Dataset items
▬▬▬▬▬▬▬▬▬▬
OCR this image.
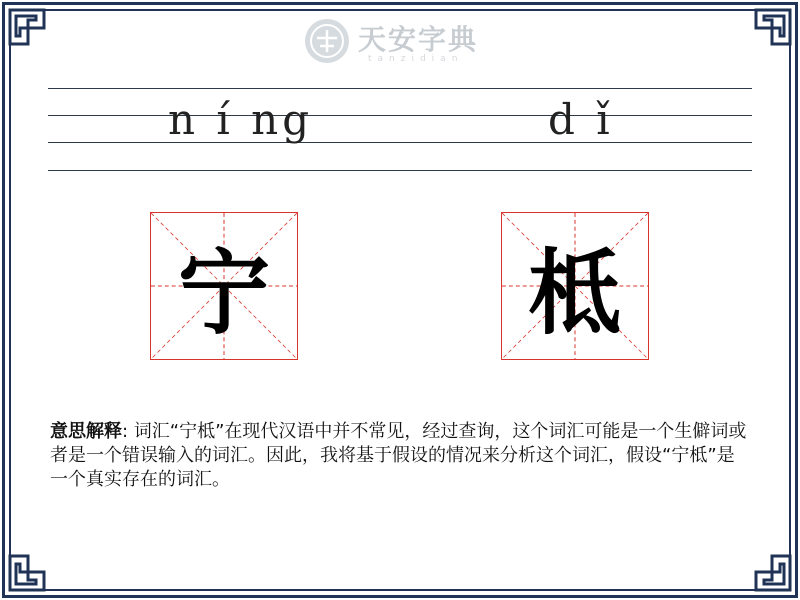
天安字典
tanzidian
n í ng	d ǐ
宁	柢
意思解释: 词汇“宁柢”在现代汉语中并不常见，经过查询，这个词汇可能是一个生僻词或者是一个错误输入的词汇。因此，我将基于假设的情况来分析这个词汇，假设“宁柢”是一个真实存在的词汇。
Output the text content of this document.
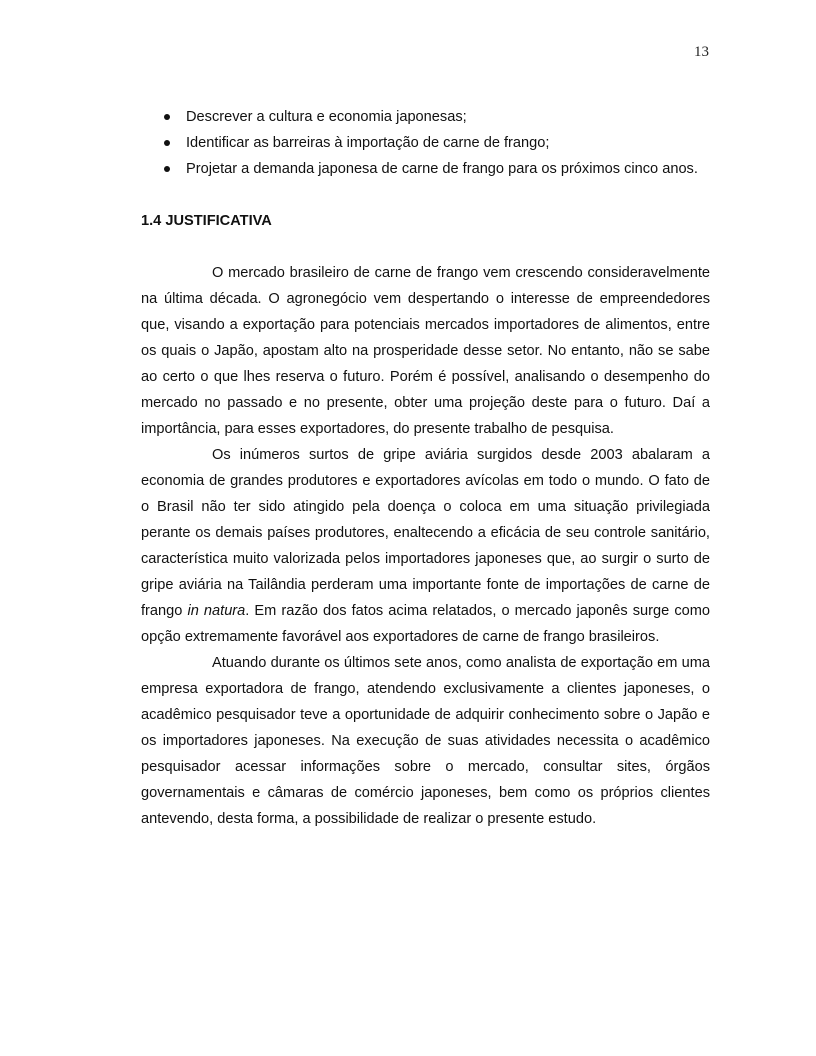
13
Descrever a cultura e economia japonesas;
Identificar as barreiras à importação de carne de frango;
Projetar a demanda japonesa de carne de frango para os próximos cinco anos.
1.4 JUSTIFICATIVA

O mercado brasileiro de carne de frango vem crescendo consideravelmente na última década. O agronegócio vem despertando o interesse de empreendedores que, visando a exportação para potenciais mercados importadores de alimentos, entre os quais o Japão, apostam alto na prosperidade desse setor. No entanto, não se sabe ao certo o que lhes reserva o futuro. Porém é possível, analisando o desempenho do mercado no passado e no presente, obter uma projeção deste para o futuro. Daí a importância, para esses exportadores, do presente trabalho de pesquisa.

Os inúmeros surtos de gripe aviária surgidos desde 2003 abalaram a economia de grandes produtores e exportadores avícolas em todo o mundo. O fato de o Brasil não ter sido atingido pela doença o coloca em uma situação privilegiada perante os demais países produtores, enaltecendo a eficácia de seu controle sanitário, característica muito valorizada pelos importadores japoneses que, ao surgir o surto de gripe aviária na Tailândia perderam uma importante fonte de importações de carne de frango in natura. Em razão dos fatos acima relatados, o mercado japonês surge como opção extremamente favorável aos exportadores de carne de frango brasileiros.

Atuando durante os últimos sete anos, como analista de exportação em uma empresa exportadora de frango, atendendo exclusivamente a clientes japoneses, o acadêmico pesquisador teve a oportunidade de adquirir conhecimento sobre o Japão e os importadores japoneses. Na execução de suas atividades necessita o acadêmico pesquisador acessar informações sobre o mercado, consultar sites, órgãos governamentais e câmaras de comércio japoneses, bem como os próprios clientes antevendo, desta forma, a possibilidade de realizar o presente estudo.
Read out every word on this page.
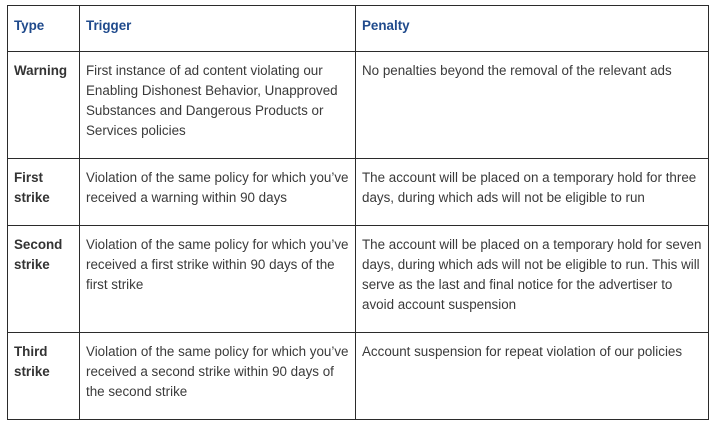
Type	Trigger	Penalty
Warning	First instance of ad content violating our Enabling Dishonest Behavior, Unapproved Substances and Dangerous Products or Services policies	No penalties beyond the removal of the relevant ads
First strike	Violation of the same policy for which you’ve received a warning within 90 days	The account will be placed on a temporary hold for three days, during which ads will not be eligible to run
Second strike	Violation of the same policy for which you’ve received a first strike within 90 days of the first strike	The account will be placed on a temporary hold for seven days, during which ads will not be eligible to run. This will serve as the last and final notice for the advertiser to avoid account suspension
Third strike	Violation of the same policy for which you’ve received a second strike within 90 days of the second strike	Account suspension for repeat violation of our policies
▬▬▬▬▬▬▬▬▬▬
*Task goal:*
Give the count of lines in the listing above that include "policies", with no other words.

*Solution:*
2